## Data section
%%

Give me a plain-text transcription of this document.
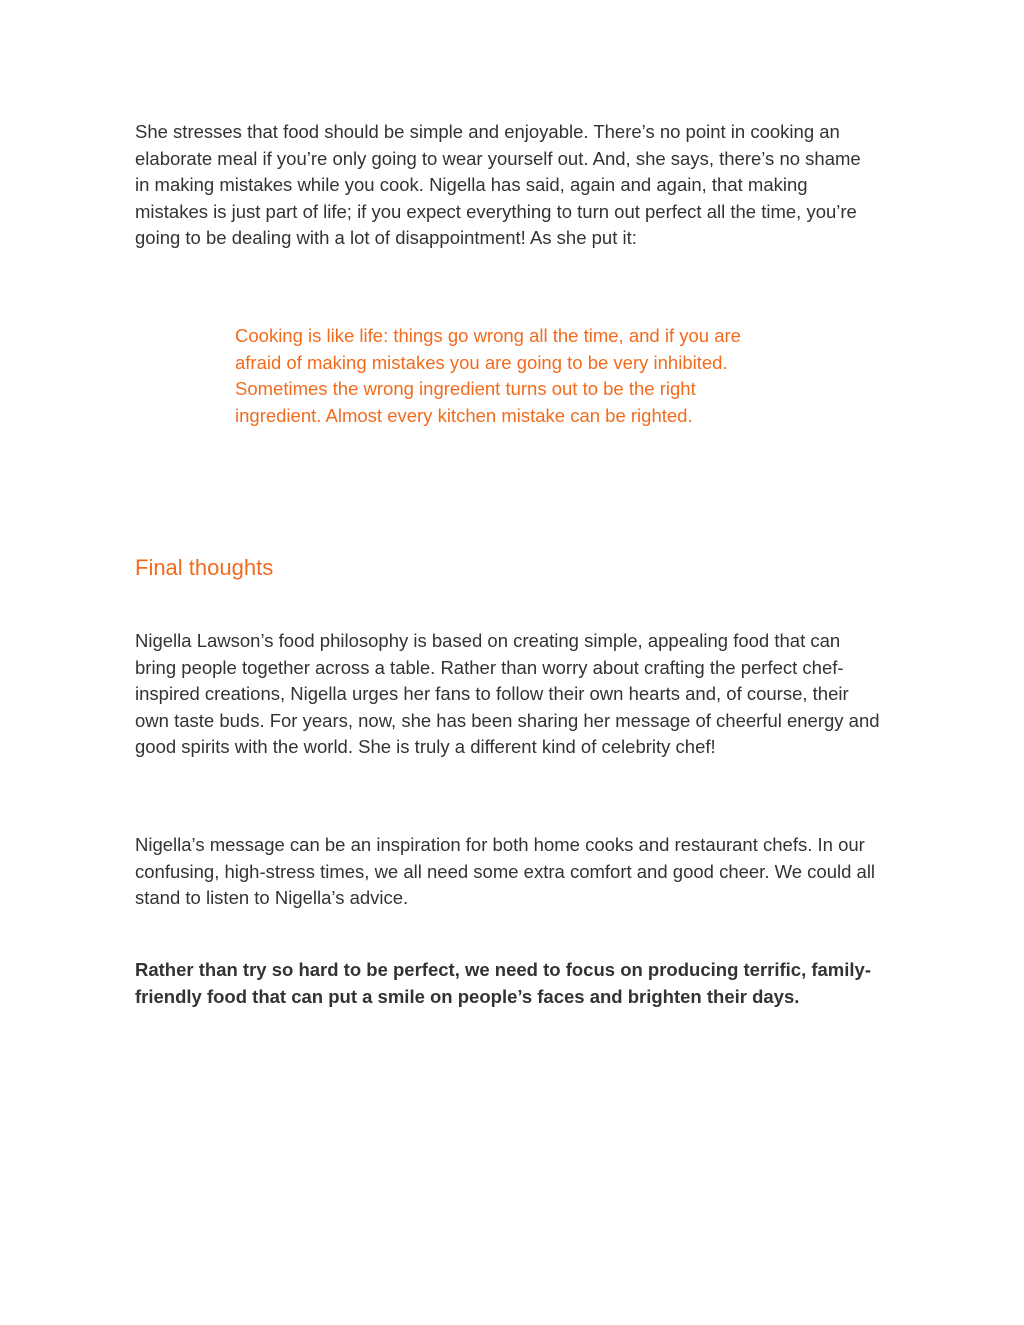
She stresses that food should be simple and enjoyable. There’s no point in cooking an elaborate meal if you’re only going to wear yourself out. And, she says, there’s no shame in making mistakes while you cook. Nigella has said, again and again, that making mistakes is just part of life; if you expect everything to turn out perfect all the time, you’re going to be dealing with a lot of disappointment! As she put it:

Cooking is like life: things go wrong all the time, and if you are afraid of making mistakes you are going to be very inhibited. Sometimes the wrong ingredient turns out to be the right ingredient. Almost every kitchen mistake can be righted.

Final thoughts

Nigella Lawson’s food philosophy is based on creating simple, appealing food that can bring people together across a table. Rather than worry about crafting the perfect chef-inspired creations, Nigella urges her fans to follow their own hearts and, of course, their own taste buds. For years, now, she has been sharing her message of cheerful energy and good spirits with the world. She is truly a different kind of celebrity chef!

Nigella’s message can be an inspiration for both home cooks and restaurant chefs. In our confusing, high-stress times, we all need some extra comfort and good cheer. We could all stand to listen to Nigella’s advice.

Rather than try so hard to be perfect, we need to focus on producing terrific, family-friendly food that can put a smile on people’s faces and brighten their days.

%%

## Required work
Find every line that holds "food" and copy it.

## Answer to the exercise
She stresses that food should be simple and enjoyable. There’s no point in cooking an elaborate meal if you’re only going to wear yourself out. And, she says, there’s no shame in making mistakes while you cook. Nigella has said, again and again, that making mistakes is just part of life; if you expect everything to turn out perfect all the time, you’re going to be dealing with a lot of disappointment! As she put it:
Nigella Lawson’s food philosophy is based on creating simple, appealing food that can bring people together across a table. Rather than worry about crafting the perfect chef-inspired creations, Nigella urges her fans to follow their own hearts and, of course, their own taste buds. For years, now, she has been sharing her message of cheerful energy and good spirits with the world. She is truly a different kind of celebrity chef!
Rather than try so hard to be perfect, we need to focus on producing terrific, family-friendly food that can put a smile on people’s faces and brighten their days.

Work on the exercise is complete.